**Data listing**.
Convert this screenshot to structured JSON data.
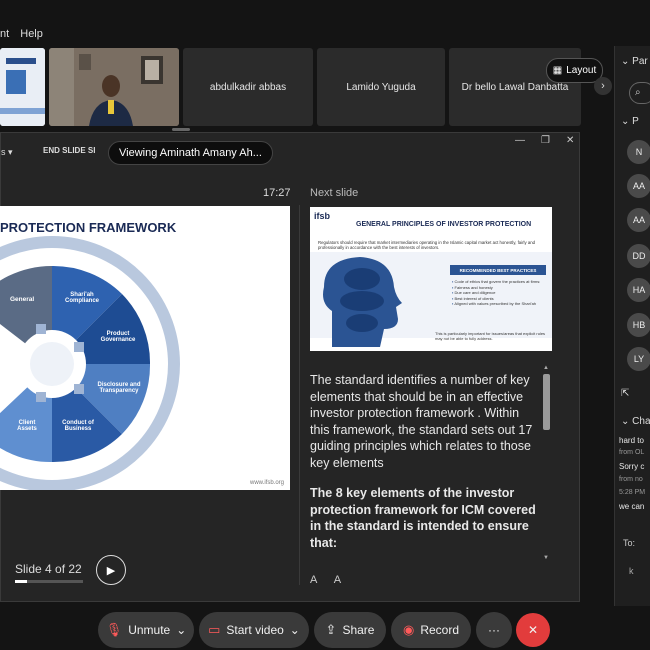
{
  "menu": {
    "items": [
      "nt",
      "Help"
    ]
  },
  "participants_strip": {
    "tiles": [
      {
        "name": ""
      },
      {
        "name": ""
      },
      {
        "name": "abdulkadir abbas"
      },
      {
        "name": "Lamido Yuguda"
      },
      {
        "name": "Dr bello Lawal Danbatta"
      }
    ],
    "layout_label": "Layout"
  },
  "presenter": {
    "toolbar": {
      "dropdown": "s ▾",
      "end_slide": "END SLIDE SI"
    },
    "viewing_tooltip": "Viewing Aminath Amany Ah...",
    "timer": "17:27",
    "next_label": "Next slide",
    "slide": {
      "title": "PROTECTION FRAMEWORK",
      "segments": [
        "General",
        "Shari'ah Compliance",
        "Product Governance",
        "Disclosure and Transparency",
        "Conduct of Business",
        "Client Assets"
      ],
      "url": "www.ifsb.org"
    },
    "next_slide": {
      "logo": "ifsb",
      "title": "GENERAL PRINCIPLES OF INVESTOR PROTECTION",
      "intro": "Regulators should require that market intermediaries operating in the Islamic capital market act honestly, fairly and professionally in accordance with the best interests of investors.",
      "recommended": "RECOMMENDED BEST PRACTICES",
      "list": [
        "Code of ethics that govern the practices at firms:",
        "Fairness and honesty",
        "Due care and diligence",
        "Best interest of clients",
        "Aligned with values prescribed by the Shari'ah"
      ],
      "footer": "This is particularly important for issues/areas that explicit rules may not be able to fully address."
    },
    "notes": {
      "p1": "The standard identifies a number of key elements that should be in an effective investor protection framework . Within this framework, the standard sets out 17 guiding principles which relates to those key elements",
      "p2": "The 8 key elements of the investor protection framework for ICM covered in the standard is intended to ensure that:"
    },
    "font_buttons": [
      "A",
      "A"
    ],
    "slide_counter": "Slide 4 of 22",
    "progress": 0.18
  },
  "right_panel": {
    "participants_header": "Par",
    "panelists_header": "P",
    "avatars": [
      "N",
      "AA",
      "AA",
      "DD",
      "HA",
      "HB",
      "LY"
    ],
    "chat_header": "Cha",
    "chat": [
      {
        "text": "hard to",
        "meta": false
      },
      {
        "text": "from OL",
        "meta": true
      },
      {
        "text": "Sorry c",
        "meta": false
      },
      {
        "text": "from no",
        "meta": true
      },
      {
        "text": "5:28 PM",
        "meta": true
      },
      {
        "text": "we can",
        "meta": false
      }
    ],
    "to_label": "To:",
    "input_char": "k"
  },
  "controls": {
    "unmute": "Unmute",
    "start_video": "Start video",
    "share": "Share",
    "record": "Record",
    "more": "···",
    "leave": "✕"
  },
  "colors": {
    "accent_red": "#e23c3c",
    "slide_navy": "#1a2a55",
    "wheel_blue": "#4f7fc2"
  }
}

* * *

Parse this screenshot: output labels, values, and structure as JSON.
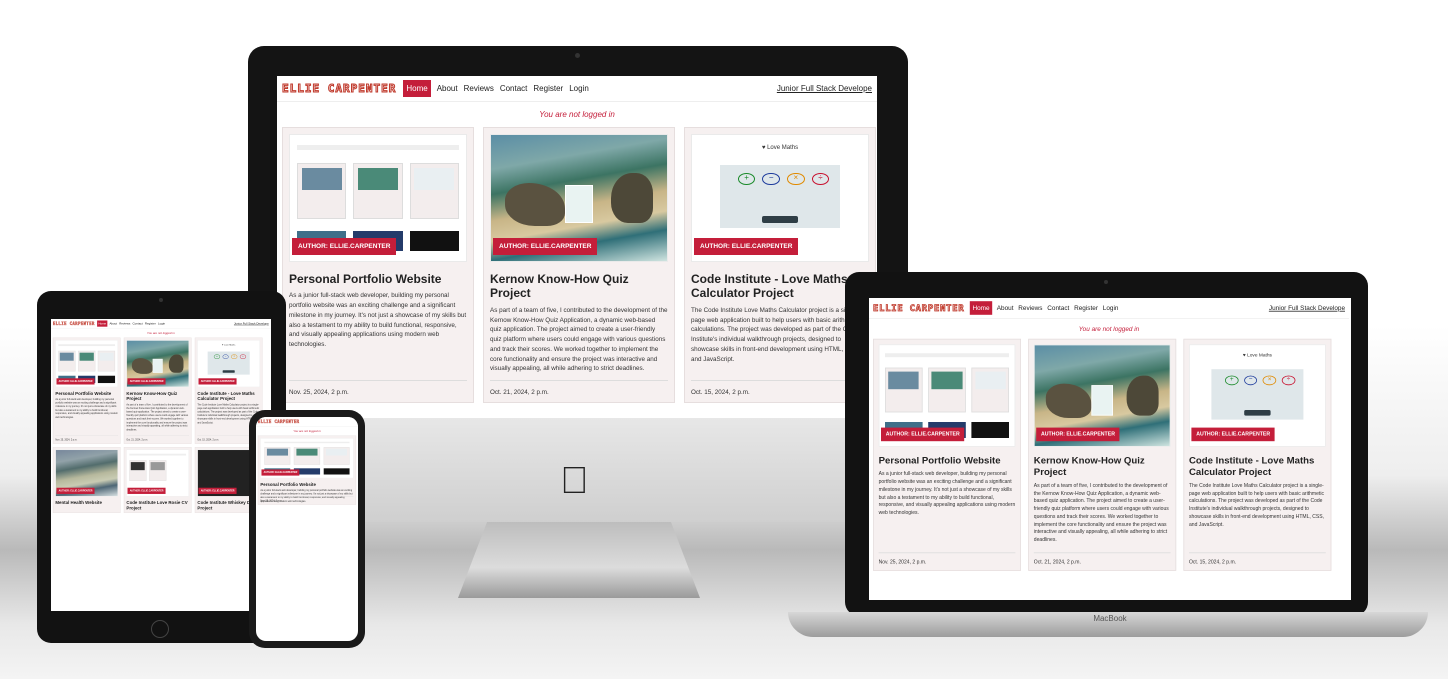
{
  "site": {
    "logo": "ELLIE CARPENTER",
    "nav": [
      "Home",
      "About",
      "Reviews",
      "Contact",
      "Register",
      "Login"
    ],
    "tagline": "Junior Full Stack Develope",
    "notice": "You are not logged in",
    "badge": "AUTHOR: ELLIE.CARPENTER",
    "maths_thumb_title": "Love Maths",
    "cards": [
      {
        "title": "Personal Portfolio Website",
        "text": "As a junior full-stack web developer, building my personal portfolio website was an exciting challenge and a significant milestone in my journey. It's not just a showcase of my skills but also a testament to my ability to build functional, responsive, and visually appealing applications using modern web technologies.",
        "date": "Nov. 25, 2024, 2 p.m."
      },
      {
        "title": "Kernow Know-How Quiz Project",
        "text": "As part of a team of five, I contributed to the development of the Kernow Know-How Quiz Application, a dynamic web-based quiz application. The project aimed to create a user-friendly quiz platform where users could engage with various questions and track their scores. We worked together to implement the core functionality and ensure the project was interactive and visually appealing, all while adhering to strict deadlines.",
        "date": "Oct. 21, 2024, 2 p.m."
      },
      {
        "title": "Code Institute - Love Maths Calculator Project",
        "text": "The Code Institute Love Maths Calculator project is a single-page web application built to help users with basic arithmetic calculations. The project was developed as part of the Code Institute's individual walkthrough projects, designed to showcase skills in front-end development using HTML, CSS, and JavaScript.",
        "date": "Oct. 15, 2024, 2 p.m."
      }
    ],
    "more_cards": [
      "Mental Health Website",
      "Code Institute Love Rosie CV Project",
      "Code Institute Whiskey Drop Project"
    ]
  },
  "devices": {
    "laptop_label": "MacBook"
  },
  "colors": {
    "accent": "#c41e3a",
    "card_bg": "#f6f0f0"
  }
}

* * *

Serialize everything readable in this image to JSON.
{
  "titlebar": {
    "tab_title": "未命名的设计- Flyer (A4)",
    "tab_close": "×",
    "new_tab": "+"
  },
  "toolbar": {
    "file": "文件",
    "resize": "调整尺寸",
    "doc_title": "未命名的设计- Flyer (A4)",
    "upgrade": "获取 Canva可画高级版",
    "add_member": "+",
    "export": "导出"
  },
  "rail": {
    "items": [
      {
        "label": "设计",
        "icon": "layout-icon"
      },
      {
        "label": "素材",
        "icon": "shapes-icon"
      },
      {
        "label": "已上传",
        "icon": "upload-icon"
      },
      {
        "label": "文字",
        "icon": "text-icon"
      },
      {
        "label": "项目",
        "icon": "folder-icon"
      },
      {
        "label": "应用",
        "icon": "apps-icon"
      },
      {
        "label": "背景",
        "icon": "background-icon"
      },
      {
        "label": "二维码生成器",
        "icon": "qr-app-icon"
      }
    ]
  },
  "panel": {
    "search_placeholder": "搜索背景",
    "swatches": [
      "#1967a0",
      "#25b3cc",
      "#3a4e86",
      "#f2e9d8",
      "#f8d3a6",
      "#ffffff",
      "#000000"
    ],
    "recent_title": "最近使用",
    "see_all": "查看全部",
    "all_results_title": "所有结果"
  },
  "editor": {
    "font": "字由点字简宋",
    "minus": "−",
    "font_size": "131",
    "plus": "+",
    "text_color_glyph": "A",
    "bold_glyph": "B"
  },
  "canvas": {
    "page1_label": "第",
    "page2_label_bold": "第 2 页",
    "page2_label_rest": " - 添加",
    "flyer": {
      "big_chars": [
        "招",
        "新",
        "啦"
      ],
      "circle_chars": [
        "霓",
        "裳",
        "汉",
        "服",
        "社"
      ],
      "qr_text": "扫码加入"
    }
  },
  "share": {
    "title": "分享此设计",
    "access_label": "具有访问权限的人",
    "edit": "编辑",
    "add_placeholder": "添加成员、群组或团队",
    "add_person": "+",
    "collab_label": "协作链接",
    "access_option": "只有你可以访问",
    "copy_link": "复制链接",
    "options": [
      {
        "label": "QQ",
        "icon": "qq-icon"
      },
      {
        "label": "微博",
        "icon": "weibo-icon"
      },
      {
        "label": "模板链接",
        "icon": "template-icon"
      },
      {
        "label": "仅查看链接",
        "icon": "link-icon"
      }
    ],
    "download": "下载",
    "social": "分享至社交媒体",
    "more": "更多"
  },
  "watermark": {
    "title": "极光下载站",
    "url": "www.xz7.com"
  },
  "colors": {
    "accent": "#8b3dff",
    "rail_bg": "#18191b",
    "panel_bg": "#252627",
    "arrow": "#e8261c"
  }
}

**What is needed**. Find the lines holding "skills" and list every one.

**Complete answer**.
        "text": "As a junior full-stack web developer, building my personal portfolio website was an exciting challenge and a significant milestone in my journey. It's not just a showcase of my skills but also a testament to my ability to build functional, responsive, and visually appealing applications using modern web technologies.",
        "text": "The Code Institute Love Maths Calculator project is a single-page web application built to help users with basic arithmetic calculations. The project was developed as part of the Code Institute's individual walkthrough projects, designed to showcase skills in front-end development using HTML, CSS, and JavaScript.",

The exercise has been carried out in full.